#### To do:
Could you copy the listing below line for line, with nothing changed except that any pictures are left out?

#### Record excerpts:

■ ■ ■ ■ ■ ■ ■

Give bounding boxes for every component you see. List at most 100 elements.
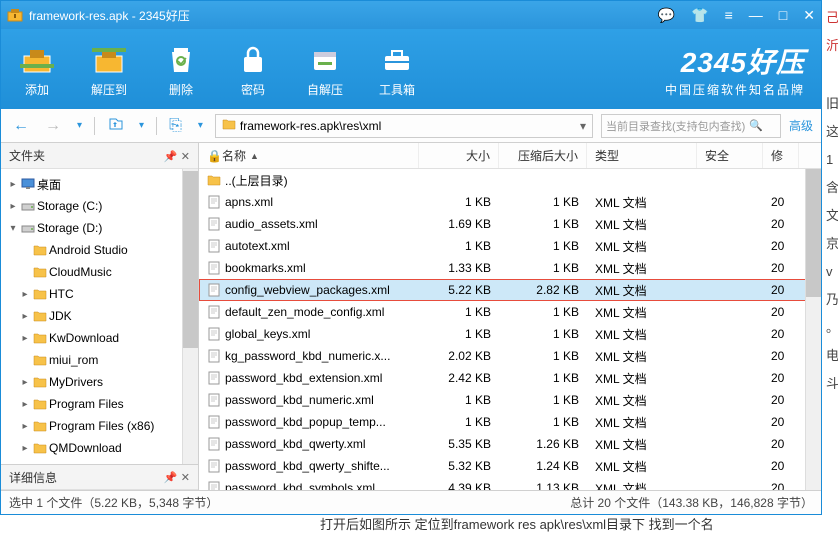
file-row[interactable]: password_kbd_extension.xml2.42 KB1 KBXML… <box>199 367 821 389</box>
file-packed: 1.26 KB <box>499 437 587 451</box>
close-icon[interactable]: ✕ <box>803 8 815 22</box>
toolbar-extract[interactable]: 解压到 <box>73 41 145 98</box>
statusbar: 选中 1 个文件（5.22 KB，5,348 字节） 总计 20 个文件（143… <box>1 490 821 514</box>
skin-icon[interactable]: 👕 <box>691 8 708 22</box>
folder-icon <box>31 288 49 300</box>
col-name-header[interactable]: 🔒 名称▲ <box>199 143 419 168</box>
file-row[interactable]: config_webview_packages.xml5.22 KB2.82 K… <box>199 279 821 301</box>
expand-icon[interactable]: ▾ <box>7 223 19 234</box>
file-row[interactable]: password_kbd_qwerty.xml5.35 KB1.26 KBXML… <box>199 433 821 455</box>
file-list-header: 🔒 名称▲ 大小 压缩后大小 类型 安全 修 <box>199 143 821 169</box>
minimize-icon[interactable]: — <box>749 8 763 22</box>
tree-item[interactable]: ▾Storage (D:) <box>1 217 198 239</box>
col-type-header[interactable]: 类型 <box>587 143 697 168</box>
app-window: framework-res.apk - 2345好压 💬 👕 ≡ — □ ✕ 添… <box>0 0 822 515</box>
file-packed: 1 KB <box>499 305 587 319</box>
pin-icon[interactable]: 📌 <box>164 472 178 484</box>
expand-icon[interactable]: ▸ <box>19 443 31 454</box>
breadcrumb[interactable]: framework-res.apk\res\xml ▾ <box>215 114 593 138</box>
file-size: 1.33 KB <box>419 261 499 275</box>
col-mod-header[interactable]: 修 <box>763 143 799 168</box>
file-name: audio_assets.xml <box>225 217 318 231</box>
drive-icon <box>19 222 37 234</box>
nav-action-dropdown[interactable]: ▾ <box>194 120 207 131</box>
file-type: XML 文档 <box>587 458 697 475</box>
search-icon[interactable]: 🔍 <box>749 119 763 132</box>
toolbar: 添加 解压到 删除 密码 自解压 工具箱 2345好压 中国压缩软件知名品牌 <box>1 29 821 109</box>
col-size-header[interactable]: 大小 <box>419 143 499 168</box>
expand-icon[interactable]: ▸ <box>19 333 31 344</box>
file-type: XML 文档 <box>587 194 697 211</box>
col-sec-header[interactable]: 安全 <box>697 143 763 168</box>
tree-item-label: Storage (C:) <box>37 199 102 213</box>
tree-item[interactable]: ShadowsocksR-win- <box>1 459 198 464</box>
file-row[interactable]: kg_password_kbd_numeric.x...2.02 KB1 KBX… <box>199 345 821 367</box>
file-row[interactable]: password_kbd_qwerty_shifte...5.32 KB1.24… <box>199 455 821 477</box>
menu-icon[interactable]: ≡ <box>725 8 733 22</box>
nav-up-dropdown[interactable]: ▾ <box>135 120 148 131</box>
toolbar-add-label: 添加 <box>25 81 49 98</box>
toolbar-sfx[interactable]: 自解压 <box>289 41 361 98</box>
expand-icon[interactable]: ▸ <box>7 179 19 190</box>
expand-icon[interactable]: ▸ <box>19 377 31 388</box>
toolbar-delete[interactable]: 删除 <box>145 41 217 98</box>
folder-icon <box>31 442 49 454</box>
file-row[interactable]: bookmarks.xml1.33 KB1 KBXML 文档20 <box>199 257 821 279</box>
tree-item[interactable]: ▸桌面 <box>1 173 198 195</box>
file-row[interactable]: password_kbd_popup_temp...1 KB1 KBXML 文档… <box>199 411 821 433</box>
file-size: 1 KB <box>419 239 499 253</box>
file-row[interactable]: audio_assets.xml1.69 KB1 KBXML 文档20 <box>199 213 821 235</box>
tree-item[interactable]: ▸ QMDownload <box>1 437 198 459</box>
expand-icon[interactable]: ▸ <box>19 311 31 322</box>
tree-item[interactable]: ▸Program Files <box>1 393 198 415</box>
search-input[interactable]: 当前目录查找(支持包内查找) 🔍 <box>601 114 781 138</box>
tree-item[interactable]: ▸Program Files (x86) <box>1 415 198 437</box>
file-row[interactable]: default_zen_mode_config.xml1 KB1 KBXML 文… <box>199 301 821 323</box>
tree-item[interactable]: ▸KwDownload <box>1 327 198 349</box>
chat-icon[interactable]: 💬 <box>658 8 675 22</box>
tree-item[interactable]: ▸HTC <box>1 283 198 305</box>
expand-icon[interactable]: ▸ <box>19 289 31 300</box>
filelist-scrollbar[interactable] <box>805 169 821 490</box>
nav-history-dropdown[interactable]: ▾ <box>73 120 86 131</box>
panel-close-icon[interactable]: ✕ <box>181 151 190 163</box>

■ ■ ■ ■ ■ ■ ■

#### Solution for this problem:
Give bounding boxes for every component you see. List at most 100 elements.
file-row[interactable]: password_kbd_extension.xml2.42 KB1 KBXML… <box>199 367 821 389</box>
file-packed: 1.26 KB <box>499 437 587 451</box>
close-icon[interactable]: ✕ <box>803 8 815 22</box>
toolbar-extract[interactable]: 解压到 <box>73 41 145 98</box>
statusbar: 选中 1 个文件（5.22 KB，5,348 字节） 总计 20 个文件（143… <box>1 490 821 514</box>
skin-icon[interactable]: 👕 <box>691 8 708 22</box>
folder-icon <box>31 288 49 300</box>
col-name-header[interactable]: 🔒 名称▲ <box>199 143 419 168</box>
file-row[interactable]: config_webview_packages.xml5.22 KB2.82 K… <box>199 279 821 301</box>
expand-icon[interactable]: ▾ <box>7 223 19 234</box>
file-row[interactable]: password_kbd_qwerty.xml5.35 KB1.26 KBXML… <box>199 433 821 455</box>
file-list-header: 🔒 名称▲ 大小 压缩后大小 类型 安全 修 <box>199 143 821 169</box>
minimize-icon[interactable]: — <box>749 8 763 22</box>
tree-item[interactable]: ▾Storage (D:) <box>1 217 198 239</box>
col-type-header[interactable]: 类型 <box>587 143 697 168</box>
app-window: framework-res.apk - 2345好压 💬 👕 ≡ — □ ✕ 添… <box>0 0 822 515</box>
file-packed: 1 KB <box>499 305 587 319</box>
pin-icon[interactable]: 📌 <box>164 472 178 484</box>
expand-icon[interactable]: ▸ <box>19 443 31 454</box>
breadcrumb[interactable]: framework-res.apk\res\xml ▾ <box>215 114 593 138</box>
file-size: 1.33 KB <box>419 261 499 275</box>
col-mod-header[interactable]: 修 <box>763 143 799 168</box>
file-name: audio_assets.xml <box>225 217 318 231</box>
drive-icon <box>19 222 37 234</box>
nav-action-dropdown[interactable]: ▾ <box>194 120 207 131</box>
file-type: XML 文档 <box>587 458 697 475</box>
search-icon[interactable]: 🔍 <box>749 119 763 132</box>
toolbar: 添加 解压到 删除 密码 自解压 工具箱 2345好压 中国压缩软件知名品牌 <box>1 29 821 109</box>
col-size-header[interactable]: 大小 <box>419 143 499 168</box>
expand-icon[interactable]: ▸ <box>19 333 31 344</box>
file-type: XML 文档 <box>587 194 697 211</box>
col-sec-header[interactable]: 安全 <box>697 143 763 168</box>
tree-item-label: Storage (C:) <box>37 199 102 213</box>
tree-item[interactable]: ShadowsocksR-win- <box>1 459 198 464</box>
file-row[interactable]: kg_password_kbd_numeric.x...2.02 KB1 KBX… <box>199 345 821 367</box>
file-row[interactable]: password_kbd_qwerty_shifte...5.32 KB1.24… <box>199 455 821 477</box>
menu-icon[interactable]: ≡ <box>725 8 733 22</box>
nav-up-dropdown[interactable]: ▾ <box>135 120 148 131</box>
toolbar-add-label: 添加 <box>25 81 49 98</box>
toolbar-sfx[interactable]: 自解压 <box>289 41 361 98</box>
expand-icon[interactable]: ▸ <box>7 179 19 190</box>
expand-icon[interactable]: ▸ <box>19 377 31 388</box>
toolbar-delete[interactable]: 删除 <box>145 41 217 98</box>
folder-icon <box>31 442 49 454</box>
file-row[interactable]: bookmarks.xml1.33 KB1 KBXML 文档20 <box>199 257 821 279</box>
tree-item[interactable]: ▸桌面 <box>1 173 198 195</box>
file-row[interactable]: password_kbd_popup_temp...1 KB1 KBXML 文档… <box>199 411 821 433</box>
file-size: 1 KB <box>419 239 499 253</box>
file-row[interactable]: audio_assets.xml1.69 KB1 KBXML 文档20 <box>199 213 821 235</box>
tree-item[interactable]: ▸ QMDownload <box>1 437 198 459</box>
expand-icon[interactable]: ▸ <box>19 311 31 322</box>
tree-item[interactable]: ▸Program Files <box>1 393 198 415</box>
search-input[interactable]: 当前目录查找(支持包内查找) 🔍 <box>601 114 781 138</box>
tree-item[interactable]: ▸Program Files (x86) <box>1 415 198 437</box>
file-row[interactable]: default_zen_mode_config.xml1 KB1 KBXML 文… <box>199 301 821 323</box>
tree-item[interactable]: ▸KwDownload <box>1 327 198 349</box>
chat-icon[interactable]: 💬 <box>658 8 675 22</box>
tree-item[interactable]: ▸HTC <box>1 283 198 305</box>
expand-icon[interactable]: ▸ <box>19 289 31 300</box>
filelist-scrollbar[interactable] <box>805 169 821 490</box>
nav-history-dropdown[interactable]: ▾ <box>73 120 86 131</box>
panel-close-icon[interactable]: ✕ <box>181 151 190 163</box>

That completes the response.